**Requirements:** Pictures are not part of the copy; repeat everything else in the records exactly.

## start Data excerpts

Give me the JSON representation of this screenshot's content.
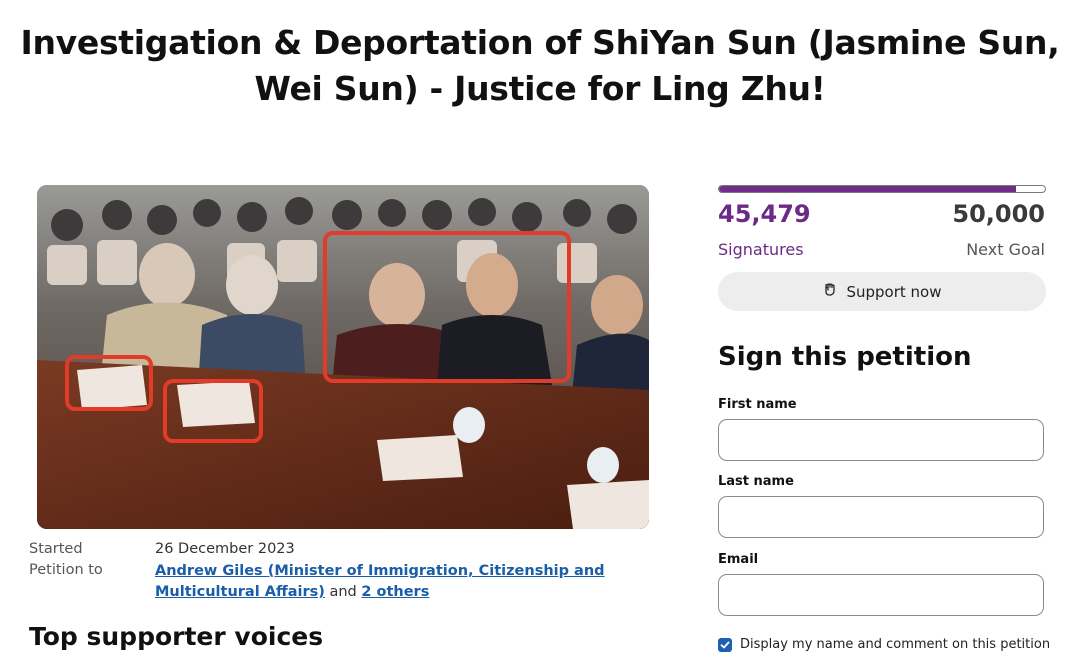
{
  "title": {
    "line1": "Investigation & Deportation of ShiYan Sun (Jasmine Sun,",
    "line2": "Wei Sun) - Justice for Ling Zhu!"
  },
  "meta": {
    "started_label": "Started",
    "started_value": "26 December 2023",
    "petition_to_label": "Petition to",
    "recipient_link_line1": "Andrew Giles (Minister of Immigration, Citizenship and",
    "recipient_link_line2": "Multicultural Affairs)",
    "and_text": "and",
    "others_link": "2 others"
  },
  "voices_heading": "Top supporter voices",
  "progress": {
    "signatures": "45,479",
    "signatures_label": "Signatures",
    "goal": "50,000",
    "goal_label": "Next Goal",
    "fraction": 0.9096
  },
  "support_button": {
    "label": "Support now",
    "icon": "raised-fist-icon"
  },
  "sign_form": {
    "heading": "Sign this petition",
    "first_name_label": "First name",
    "last_name_label": "Last name",
    "email_label": "Email",
    "first_name_value": "",
    "last_name_value": "",
    "email_value": "",
    "display_checkbox_label": "Display my name and comment on this petition",
    "display_checked": true
  },
  "colors": {
    "accent": "#702d8a",
    "link": "#1a5da8",
    "checkbox": "#1d5fb0"
  }
}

## end Data excerpts

**The reply:**
Give me the JSON representation of this screenshot's content.
{
  "title": {
    "line1": "Investigation & Deportation of ShiYan Sun (Jasmine Sun,",
    "line2": "Wei Sun) - Justice for Ling Zhu!"
  },
  "meta": {
    "started_label": "Started",
    "started_value": "26 December 2023",
    "petition_to_label": "Petition to",
    "recipient_link_line1": "Andrew Giles (Minister of Immigration, Citizenship and",
    "recipient_link_line2": "Multicultural Affairs)",
    "and_text": "and",
    "others_link": "2 others"
  },
  "voices_heading": "Top supporter voices",
  "progress": {
    "signatures": "45,479",
    "signatures_label": "Signatures",
    "goal": "50,000",
    "goal_label": "Next Goal",
    "fraction": 0.9096
  },
  "support_button": {
    "label": "Support now",
    "icon": "raised-fist-icon"
  },
  "sign_form": {
    "heading": "Sign this petition",
    "first_name_label": "First name",
    "last_name_label": "Last name",
    "email_label": "Email",
    "first_name_value": "",
    "last_name_value": "",
    "email_value": "",
    "display_checkbox_label": "Display my name and comment on this petition",
    "display_checked": true
  },
  "colors": {
    "accent": "#702d8a",
    "link": "#1a5da8",
    "checkbox": "#1d5fb0"
  }
}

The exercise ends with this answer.